§ WHAT THE TASK REQUIRES: Look through the data below. Collect every line where the word "percent" occurs.

§ EXTRACTED RECORDS:
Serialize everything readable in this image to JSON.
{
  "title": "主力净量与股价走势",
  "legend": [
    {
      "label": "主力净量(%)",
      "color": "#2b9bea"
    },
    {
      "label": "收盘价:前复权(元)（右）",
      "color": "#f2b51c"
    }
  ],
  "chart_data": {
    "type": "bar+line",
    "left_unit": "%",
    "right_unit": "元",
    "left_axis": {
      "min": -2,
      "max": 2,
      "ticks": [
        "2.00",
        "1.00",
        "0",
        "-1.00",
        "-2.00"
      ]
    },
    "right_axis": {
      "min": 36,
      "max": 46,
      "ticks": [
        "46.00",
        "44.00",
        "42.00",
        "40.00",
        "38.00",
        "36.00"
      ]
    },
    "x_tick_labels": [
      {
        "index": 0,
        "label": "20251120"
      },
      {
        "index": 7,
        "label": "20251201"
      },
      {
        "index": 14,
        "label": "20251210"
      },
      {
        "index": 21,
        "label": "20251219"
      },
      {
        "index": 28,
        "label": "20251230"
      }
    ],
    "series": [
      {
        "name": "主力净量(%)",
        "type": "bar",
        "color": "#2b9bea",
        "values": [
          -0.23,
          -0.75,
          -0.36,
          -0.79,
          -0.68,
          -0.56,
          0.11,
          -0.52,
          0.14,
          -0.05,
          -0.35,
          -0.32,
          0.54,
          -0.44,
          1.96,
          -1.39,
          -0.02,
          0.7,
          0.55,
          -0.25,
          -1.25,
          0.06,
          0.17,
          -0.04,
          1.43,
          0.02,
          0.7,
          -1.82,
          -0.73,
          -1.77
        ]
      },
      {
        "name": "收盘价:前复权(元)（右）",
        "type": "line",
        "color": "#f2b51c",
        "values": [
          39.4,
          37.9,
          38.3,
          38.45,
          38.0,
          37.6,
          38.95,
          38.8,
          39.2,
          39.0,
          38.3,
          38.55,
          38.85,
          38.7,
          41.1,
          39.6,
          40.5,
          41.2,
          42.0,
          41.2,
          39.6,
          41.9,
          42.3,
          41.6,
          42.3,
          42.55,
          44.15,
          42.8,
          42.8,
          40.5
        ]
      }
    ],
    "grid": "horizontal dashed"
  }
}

* * *

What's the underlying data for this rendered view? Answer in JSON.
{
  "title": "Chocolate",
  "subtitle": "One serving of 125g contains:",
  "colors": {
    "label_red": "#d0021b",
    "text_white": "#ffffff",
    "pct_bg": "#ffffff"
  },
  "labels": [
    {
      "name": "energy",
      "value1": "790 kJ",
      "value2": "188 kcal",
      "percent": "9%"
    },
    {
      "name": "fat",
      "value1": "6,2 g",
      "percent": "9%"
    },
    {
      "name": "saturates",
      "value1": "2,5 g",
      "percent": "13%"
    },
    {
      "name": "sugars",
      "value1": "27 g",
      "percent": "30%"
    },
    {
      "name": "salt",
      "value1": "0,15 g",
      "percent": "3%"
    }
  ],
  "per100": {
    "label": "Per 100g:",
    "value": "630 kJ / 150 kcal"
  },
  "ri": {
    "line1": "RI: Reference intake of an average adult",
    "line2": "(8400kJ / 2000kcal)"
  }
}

§ COMPLETE RESPONSE:
      "percent": "9%"
      "percent": "9%"
      "percent": "13%"
      "percent": "30%"
      "percent": "3%"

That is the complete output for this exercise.